> [Exercise objective]
Please quote the material exactly, every line of it.

━━ Data to use ━━

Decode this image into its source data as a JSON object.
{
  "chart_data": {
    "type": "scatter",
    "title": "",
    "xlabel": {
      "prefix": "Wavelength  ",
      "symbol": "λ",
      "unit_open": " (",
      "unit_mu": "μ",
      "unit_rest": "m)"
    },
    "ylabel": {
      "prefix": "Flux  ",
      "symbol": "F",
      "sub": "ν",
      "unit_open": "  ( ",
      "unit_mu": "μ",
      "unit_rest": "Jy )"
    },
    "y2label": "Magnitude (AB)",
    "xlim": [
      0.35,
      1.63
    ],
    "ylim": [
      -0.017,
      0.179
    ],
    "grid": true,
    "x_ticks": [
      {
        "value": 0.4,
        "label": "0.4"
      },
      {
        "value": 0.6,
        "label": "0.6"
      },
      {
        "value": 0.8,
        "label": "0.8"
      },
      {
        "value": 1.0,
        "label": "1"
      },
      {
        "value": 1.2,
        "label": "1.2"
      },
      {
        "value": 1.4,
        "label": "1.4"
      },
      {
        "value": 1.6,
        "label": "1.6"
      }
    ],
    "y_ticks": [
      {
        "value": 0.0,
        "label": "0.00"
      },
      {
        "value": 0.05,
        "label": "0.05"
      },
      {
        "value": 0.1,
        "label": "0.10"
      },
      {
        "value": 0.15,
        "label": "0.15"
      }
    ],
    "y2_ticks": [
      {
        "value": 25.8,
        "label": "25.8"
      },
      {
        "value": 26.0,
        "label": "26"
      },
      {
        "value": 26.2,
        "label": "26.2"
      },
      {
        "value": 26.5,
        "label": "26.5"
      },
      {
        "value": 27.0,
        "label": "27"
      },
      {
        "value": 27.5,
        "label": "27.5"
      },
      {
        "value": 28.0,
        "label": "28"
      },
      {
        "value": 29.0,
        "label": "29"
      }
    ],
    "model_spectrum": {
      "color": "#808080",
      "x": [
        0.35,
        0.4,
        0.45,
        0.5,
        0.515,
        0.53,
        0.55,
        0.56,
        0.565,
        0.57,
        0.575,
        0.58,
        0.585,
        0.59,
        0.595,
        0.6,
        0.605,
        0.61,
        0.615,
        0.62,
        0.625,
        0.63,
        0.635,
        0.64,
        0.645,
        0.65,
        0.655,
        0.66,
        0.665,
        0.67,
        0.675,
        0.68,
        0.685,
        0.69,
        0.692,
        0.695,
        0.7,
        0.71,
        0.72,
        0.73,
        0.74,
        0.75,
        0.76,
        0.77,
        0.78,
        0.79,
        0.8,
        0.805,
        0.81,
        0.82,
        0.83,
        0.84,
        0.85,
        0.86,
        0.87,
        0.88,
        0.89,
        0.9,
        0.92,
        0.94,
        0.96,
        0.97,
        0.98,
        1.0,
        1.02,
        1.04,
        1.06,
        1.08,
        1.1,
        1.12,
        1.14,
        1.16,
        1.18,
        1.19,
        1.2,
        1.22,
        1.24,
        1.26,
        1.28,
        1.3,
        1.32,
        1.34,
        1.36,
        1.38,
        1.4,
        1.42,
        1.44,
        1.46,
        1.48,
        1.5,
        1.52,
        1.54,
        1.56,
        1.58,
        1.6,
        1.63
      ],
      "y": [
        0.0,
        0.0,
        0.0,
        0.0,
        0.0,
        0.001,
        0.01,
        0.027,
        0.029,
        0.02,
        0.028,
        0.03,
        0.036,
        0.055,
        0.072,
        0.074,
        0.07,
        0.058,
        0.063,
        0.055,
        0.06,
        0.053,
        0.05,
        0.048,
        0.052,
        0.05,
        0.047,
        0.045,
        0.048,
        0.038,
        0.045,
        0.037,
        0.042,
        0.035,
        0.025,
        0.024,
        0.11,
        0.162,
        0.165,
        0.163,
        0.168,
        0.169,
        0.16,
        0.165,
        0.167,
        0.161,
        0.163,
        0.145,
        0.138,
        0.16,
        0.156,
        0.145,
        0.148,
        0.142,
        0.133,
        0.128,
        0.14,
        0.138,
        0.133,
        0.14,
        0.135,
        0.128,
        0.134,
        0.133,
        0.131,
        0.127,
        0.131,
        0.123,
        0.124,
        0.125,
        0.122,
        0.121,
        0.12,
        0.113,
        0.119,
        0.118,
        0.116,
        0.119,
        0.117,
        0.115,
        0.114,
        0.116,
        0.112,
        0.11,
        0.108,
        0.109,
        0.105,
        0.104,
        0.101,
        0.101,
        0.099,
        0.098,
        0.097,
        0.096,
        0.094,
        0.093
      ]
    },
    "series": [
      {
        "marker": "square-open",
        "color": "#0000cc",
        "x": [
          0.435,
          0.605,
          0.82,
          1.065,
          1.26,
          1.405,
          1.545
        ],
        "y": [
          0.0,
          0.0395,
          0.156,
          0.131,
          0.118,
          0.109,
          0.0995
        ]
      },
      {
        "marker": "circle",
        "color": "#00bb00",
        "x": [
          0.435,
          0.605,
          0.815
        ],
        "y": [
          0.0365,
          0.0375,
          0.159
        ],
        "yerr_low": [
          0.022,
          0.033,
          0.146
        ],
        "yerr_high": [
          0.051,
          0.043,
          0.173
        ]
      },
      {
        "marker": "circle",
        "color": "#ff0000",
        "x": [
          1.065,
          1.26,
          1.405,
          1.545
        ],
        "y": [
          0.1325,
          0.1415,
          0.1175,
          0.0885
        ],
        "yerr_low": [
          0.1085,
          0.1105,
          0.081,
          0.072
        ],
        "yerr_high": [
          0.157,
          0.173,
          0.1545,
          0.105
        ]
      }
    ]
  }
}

━━━

> [Output]
Decode this image into its source data as a JSON object.
{
  "chart_data": {
    "type": "scatter",
    "title": "",
    "xlabel": {
      "prefix": "Wavelength  ",
      "symbol": "λ",
      "unit_open": " (",
      "unit_mu": "μ",
      "unit_rest": "m)"
    },
    "ylabel": {
      "prefix": "Flux  ",
      "symbol": "F",
      "sub": "ν",
      "unit_open": "  ( ",
      "unit_mu": "μ",
      "unit_rest": "Jy )"
    },
    "y2label": "Magnitude (AB)",
    "xlim": [
      0.35,
      1.63
    ],
    "ylim": [
      -0.017,
      0.179
    ],
    "grid": true,
    "x_ticks": [
      {
        "value": 0.4,
        "label": "0.4"
      },
      {
        "value": 0.6,
        "label": "0.6"
      },
      {
        "value": 0.8,
        "label": "0.8"
      },
      {
        "value": 1.0,
        "label": "1"
      },
      {
        "value": 1.2,
        "label": "1.2"
      },
      {
        "value": 1.4,
        "label": "1.4"
      },
      {
        "value": 1.6,
        "label": "1.6"
      }
    ],
    "y_ticks": [
      {
        "value": 0.0,
        "label": "0.00"
      },
      {
        "value": 0.05,
        "label": "0.05"
      },
      {
        "value": 0.1,
        "label": "0.10"
      },
      {
        "value": 0.15,
        "label": "0.15"
      }
    ],
    "y2_ticks": [
      {
        "value": 25.8,
        "label": "25.8"
      },
      {
        "value": 26.0,
        "label": "26"
      },
      {
        "value": 26.2,
        "label": "26.2"
      },
      {
        "value": 26.5,
        "label": "26.5"
      },
      {
        "value": 27.0,
        "label": "27"
      },
      {
        "value": 27.5,
        "label": "27.5"
      },
      {
        "value": 28.0,
        "label": "28"
      },
      {
        "value": 29.0,
        "label": "29"
      }
    ],
    "model_spectrum": {
      "color": "#808080",
      "x": [
        0.35,
        0.4,
        0.45,
        0.5,
        0.515,
        0.53,
        0.55,
        0.56,
        0.565,
        0.57,
        0.575,
        0.58,
        0.585,
        0.59,
        0.595,
        0.6,
        0.605,
        0.61,
        0.615,
        0.62,
        0.625,
        0.63,
        0.635,
        0.64,
        0.645,
        0.65,
        0.655,
        0.66,
        0.665,
        0.67,
        0.675,
        0.68,
        0.685,
        0.69,
        0.692,
        0.695,
        0.7,
        0.71,
        0.72,
        0.73,
        0.74,
        0.75,
        0.76,
        0.77,
        0.78,
        0.79,
        0.8,
        0.805,
        0.81,
        0.82,
        0.83,
        0.84,
        0.85,
        0.86,
        0.87,
        0.88,
        0.89,
        0.9,
        0.92,
        0.94,
        0.96,
        0.97,
        0.98,
        1.0,
        1.02,
        1.04,
        1.06,
        1.08,
        1.1,
        1.12,
        1.14,
        1.16,
        1.18,
        1.19,
        1.2,
        1.22,
        1.24,
        1.26,
        1.28,
        1.3,
        1.32,
        1.34,
        1.36,
        1.38,
        1.4,
        1.42,
        1.44,
        1.46,
        1.48,
        1.5,
        1.52,
        1.54,
        1.56,
        1.58,
        1.6,
        1.63
      ],
      "y": [
        0.0,
        0.0,
        0.0,
        0.0,
        0.0,
        0.001,
        0.01,
        0.027,
        0.029,
        0.02,
        0.028,
        0.03,
        0.036,
        0.055,
        0.072,
        0.074,
        0.07,
        0.058,
        0.063,
        0.055,
        0.06,
        0.053,
        0.05,
        0.048,
        0.052,
        0.05,
        0.047,
        0.045,
        0.048,
        0.038,
        0.045,
        0.037,
        0.042,
        0.035,
        0.025,
        0.024,
        0.11,
        0.162,
        0.165,
        0.163,
        0.168,
        0.169,
        0.16,
        0.165,
        0.167,
        0.161,
        0.163,
        0.145,
        0.138,
        0.16,
        0.156,
        0.145,
        0.148,
        0.142,
        0.133,
        0.128,
        0.14,
        0.138,
        0.133,
        0.14,
        0.135,
        0.128,
        0.134,
        0.133,
        0.131,
        0.127,
        0.131,
        0.123,
        0.124,
        0.125,
        0.122,
        0.121,
        0.12,
        0.113,
        0.119,
        0.118,
        0.116,
        0.119,
        0.117,
        0.115,
        0.114,
        0.116,
        0.112,
        0.11,
        0.108,
        0.109,
        0.105,
        0.104,
        0.101,
        0.101,
        0.099,
        0.098,
        0.097,
        0.096,
        0.094,
        0.093
      ]
    },
    "series": [
      {
        "marker": "square-open",
        "color": "#0000cc",
        "x": [
          0.435,
          0.605,
          0.82,
          1.065,
          1.26,
          1.405,
          1.545
        ],
        "y": [
          0.0,
          0.0395,
          0.156,
          0.131,
          0.118,
          0.109,
          0.0995
        ]
      },
      {
        "marker": "circle",
        "color": "#00bb00",
        "x": [
          0.435,
          0.605,
          0.815
        ],
        "y": [
          0.0365,
          0.0375,
          0.159
        ],
        "yerr_low": [
          0.022,
          0.033,
          0.146
        ],
        "yerr_high": [
          0.051,
          0.043,
          0.173
        ]
      },
      {
        "marker": "circle",
        "color": "#ff0000",
        "x": [
          1.065,
          1.26,
          1.405,
          1.545
        ],
        "y": [
          0.1325,
          0.1415,
          0.1175,
          0.0885
        ],
        "yerr_low": [
          0.1085,
          0.1105,
          0.081,
          0.072
        ],
        "yerr_high": [
          0.157,
          0.173,
          0.1545,
          0.105
        ]
      }
    ]
  }
}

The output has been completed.